The input
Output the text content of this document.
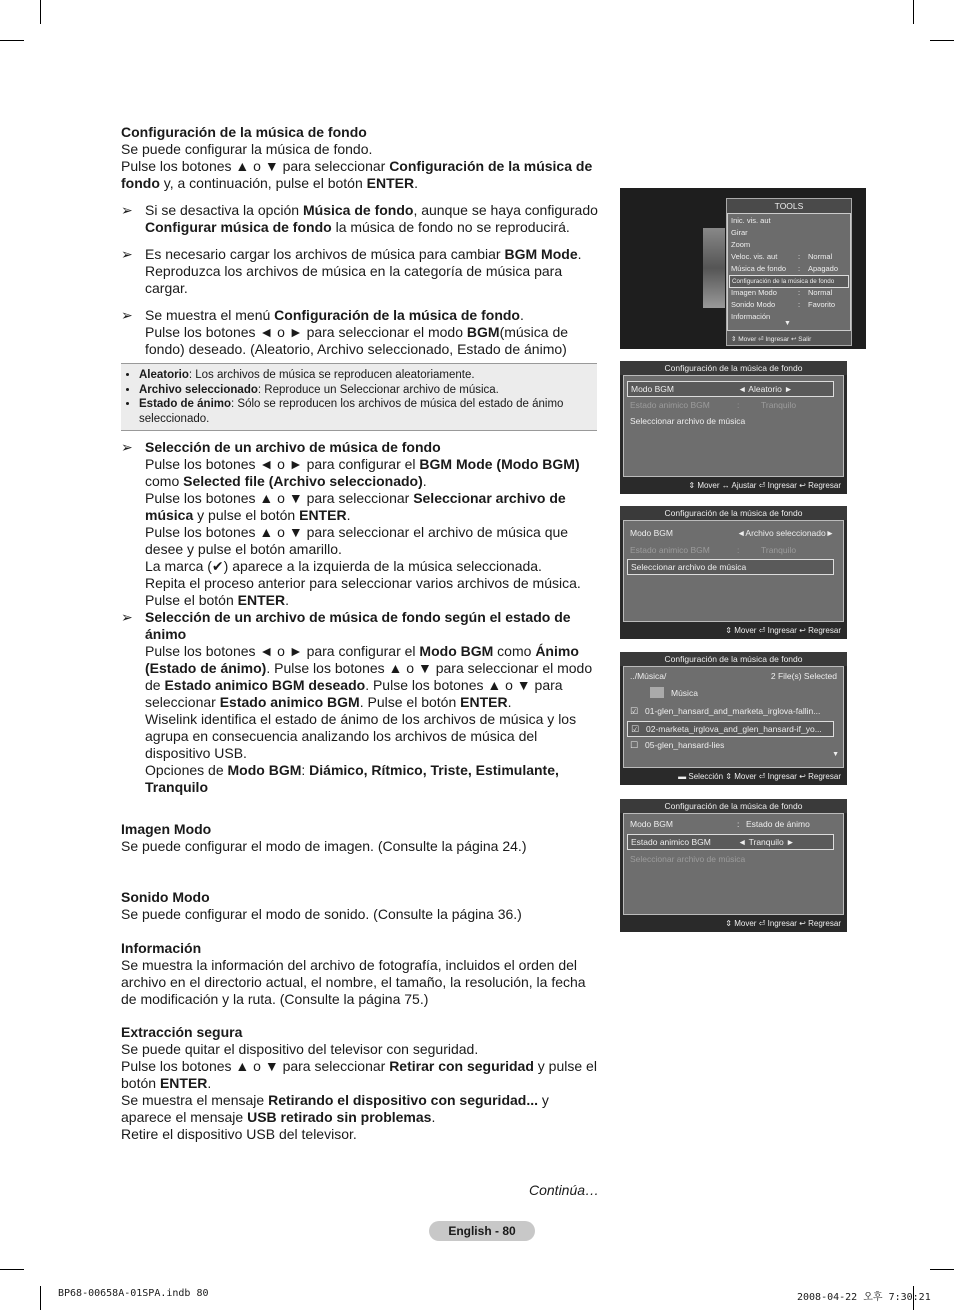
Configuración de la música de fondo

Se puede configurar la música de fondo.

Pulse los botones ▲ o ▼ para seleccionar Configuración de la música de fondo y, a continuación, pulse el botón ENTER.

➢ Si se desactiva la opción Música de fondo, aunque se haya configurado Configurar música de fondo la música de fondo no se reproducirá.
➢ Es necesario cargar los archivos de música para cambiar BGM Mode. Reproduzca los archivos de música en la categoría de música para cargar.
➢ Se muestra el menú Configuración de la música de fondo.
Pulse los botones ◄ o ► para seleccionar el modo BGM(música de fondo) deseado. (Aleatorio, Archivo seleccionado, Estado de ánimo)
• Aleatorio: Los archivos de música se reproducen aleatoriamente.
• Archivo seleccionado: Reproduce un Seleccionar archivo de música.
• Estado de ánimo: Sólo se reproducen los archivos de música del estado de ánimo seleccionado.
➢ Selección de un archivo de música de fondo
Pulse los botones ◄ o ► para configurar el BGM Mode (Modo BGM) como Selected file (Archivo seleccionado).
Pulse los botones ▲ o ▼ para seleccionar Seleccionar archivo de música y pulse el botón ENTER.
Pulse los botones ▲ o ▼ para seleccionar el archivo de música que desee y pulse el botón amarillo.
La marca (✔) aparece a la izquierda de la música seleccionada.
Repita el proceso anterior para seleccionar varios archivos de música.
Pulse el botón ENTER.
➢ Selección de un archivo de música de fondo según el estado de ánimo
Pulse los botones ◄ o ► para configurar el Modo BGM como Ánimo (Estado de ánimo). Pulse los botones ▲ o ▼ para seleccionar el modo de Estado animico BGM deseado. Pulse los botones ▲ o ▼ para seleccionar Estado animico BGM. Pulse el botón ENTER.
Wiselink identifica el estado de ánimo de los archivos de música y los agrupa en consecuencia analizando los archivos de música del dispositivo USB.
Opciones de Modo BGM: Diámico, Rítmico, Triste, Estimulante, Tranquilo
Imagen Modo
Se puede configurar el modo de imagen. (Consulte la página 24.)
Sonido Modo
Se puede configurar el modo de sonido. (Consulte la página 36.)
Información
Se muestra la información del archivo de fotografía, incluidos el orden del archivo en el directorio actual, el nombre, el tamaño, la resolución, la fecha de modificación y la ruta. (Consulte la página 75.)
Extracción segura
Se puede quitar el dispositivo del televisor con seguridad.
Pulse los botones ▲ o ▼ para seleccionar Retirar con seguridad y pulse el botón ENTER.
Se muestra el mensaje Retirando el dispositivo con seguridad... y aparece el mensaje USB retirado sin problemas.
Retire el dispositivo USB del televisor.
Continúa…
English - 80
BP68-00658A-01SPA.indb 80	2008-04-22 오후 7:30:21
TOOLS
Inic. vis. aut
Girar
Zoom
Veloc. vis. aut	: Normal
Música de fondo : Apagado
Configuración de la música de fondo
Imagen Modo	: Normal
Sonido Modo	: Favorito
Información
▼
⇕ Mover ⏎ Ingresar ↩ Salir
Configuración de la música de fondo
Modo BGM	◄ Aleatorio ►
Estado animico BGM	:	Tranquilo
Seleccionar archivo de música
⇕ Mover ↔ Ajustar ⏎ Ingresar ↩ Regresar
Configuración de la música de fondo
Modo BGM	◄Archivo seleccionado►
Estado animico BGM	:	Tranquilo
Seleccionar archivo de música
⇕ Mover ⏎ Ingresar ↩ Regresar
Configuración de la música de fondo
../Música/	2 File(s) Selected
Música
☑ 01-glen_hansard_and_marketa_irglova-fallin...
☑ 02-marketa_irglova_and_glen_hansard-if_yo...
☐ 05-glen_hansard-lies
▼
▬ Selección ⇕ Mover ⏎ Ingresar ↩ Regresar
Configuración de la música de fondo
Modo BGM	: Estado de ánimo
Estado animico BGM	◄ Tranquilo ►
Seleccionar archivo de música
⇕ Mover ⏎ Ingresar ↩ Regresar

Directive
Using the data above, write out every line exactly, leaving the images behind.

Written answer
Output the text content of this document.
Configuración de la música de fondo

Se puede configurar la música de fondo.

Pulse los botones ▲ o ▼ para seleccionar Configuración de la música de fondo y, a continuación, pulse el botón ENTER.

➢ Si se desactiva la opción Música de fondo, aunque se haya configurado Configurar música de fondo la música de fondo no se reproducirá.
➢ Es necesario cargar los archivos de música para cambiar BGM Mode. Reproduzca los archivos de música en la categoría de música para cargar.
➢ Se muestra el menú Configuración de la música de fondo.
Pulse los botones ◄ o ► para seleccionar el modo BGM(música de fondo) deseado. (Aleatorio, Archivo seleccionado, Estado de ánimo)
• Aleatorio: Los archivos de música se reproducen aleatoriamente.
• Archivo seleccionado: Reproduce un Seleccionar archivo de música.
• Estado de ánimo: Sólo se reproducen los archivos de música del estado de ánimo seleccionado.
➢ Selección de un archivo de música de fondo
Pulse los botones ◄ o ► para configurar el BGM Mode (Modo BGM) como Selected file (Archivo seleccionado).
Pulse los botones ▲ o ▼ para seleccionar Seleccionar archivo de música y pulse el botón ENTER.
Pulse los botones ▲ o ▼ para seleccionar el archivo de música que desee y pulse el botón amarillo.
La marca (✔) aparece a la izquierda de la música seleccionada.
Repita el proceso anterior para seleccionar varios archivos de música.
Pulse el botón ENTER.
➢ Selección de un archivo de música de fondo según el estado de ánimo
Pulse los botones ◄ o ► para configurar el Modo BGM como Ánimo (Estado de ánimo). Pulse los botones ▲ o ▼ para seleccionar el modo de Estado animico BGM deseado. Pulse los botones ▲ o ▼ para seleccionar Estado animico BGM. Pulse el botón ENTER.
Wiselink identifica el estado de ánimo de los archivos de música y los agrupa en consecuencia analizando los archivos de música del dispositivo USB.
Opciones de Modo BGM: Diámico, Rítmico, Triste, Estimulante, Tranquilo
Imagen Modo
Se puede configurar el modo de imagen. (Consulte la página 24.)
Sonido Modo
Se puede configurar el modo de sonido. (Consulte la página 36.)
Información
Se muestra la información del archivo de fotografía, incluidos el orden del archivo en el directorio actual, el nombre, el tamaño, la resolución, la fecha de modificación y la ruta. (Consulte la página 75.)
Extracción segura
Se puede quitar el dispositivo del televisor con seguridad.
Pulse los botones ▲ o ▼ para seleccionar Retirar con seguridad y pulse el botón ENTER.
Se muestra el mensaje Retirando el dispositivo con seguridad... y aparece el mensaje USB retirado sin problemas.
Retire el dispositivo USB del televisor.
Continúa…
English - 80
BP68-00658A-01SPA.indb 80	2008-04-22 오후 7:30:21
TOOLS
Inic. vis. aut
Girar
Zoom
Veloc. vis. aut	: Normal
Música de fondo : Apagado
Configuración de la música de fondo
Imagen Modo	: Normal
Sonido Modo	: Favorito
Información
▼
⇕ Mover ⏎ Ingresar ↩ Salir
Configuración de la música de fondo
Modo BGM	◄ Aleatorio ►
Estado animico BGM	:	Tranquilo
Seleccionar archivo de música
⇕ Mover ↔ Ajustar ⏎ Ingresar ↩ Regresar
Configuración de la música de fondo
Modo BGM	◄Archivo seleccionado►
Estado animico BGM	:	Tranquilo
Seleccionar archivo de música
⇕ Mover ⏎ Ingresar ↩ Regresar
Configuración de la música de fondo
../Música/	2 File(s) Selected
Música
☑ 01-glen_hansard_and_marketa_irglova-fallin...
☑ 02-marketa_irglova_and_glen_hansard-if_yo...
☐ 05-glen_hansard-lies
▼
▬ Selección ⇕ Mover ⏎ Ingresar ↩ Regresar
Configuración de la música de fondo
Modo BGM	: Estado de ánimo
Estado animico BGM	◄ Tranquilo ►
Seleccionar archivo de música
⇕ Mover ⏎ Ingresar ↩ Regresar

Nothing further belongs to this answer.